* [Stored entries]
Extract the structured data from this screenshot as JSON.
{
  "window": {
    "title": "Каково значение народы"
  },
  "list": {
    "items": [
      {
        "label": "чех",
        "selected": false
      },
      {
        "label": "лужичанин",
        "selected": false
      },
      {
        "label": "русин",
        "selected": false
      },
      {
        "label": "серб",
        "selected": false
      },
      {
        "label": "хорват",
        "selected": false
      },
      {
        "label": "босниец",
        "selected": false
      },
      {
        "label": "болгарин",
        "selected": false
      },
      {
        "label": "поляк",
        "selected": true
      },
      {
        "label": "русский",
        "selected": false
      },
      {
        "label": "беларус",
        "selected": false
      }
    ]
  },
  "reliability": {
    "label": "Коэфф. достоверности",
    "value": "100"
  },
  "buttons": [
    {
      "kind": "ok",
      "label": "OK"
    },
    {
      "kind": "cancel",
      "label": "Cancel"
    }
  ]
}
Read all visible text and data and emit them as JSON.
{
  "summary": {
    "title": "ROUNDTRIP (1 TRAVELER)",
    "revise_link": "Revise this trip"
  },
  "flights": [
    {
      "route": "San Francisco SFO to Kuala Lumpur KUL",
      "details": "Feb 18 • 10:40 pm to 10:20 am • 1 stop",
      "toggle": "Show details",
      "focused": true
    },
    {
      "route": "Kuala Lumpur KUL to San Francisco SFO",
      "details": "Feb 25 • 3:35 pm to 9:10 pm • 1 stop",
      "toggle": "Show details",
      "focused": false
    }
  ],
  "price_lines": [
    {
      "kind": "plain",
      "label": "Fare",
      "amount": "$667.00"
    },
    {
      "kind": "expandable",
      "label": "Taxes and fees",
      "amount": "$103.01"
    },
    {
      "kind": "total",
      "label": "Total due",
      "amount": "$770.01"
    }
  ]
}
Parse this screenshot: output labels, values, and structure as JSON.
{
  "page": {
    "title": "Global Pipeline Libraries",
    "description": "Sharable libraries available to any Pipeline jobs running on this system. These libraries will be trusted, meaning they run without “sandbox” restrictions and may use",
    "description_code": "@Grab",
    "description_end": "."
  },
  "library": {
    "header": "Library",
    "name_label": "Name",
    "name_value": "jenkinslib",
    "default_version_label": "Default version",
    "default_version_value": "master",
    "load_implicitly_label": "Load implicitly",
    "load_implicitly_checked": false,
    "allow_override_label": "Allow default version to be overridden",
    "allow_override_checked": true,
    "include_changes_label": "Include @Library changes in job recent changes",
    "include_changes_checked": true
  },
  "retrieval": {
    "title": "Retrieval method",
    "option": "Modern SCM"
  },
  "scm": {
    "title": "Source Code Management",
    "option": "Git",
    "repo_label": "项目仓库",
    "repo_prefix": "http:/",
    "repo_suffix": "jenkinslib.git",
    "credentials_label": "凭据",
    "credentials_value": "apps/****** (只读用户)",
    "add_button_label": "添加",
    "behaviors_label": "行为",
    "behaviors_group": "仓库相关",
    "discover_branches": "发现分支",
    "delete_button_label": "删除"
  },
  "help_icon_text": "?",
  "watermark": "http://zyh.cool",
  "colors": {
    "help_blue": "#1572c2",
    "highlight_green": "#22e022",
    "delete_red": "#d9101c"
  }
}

* [WHAT IS ASKED] Look through the records and gather every line containing "Lumpur".

* [THE ANSWER]
      "route": "San Francisco SFO to Kuala Lumpur KUL",
      "route": "Kuala Lumpur KUL to San Francisco SFO",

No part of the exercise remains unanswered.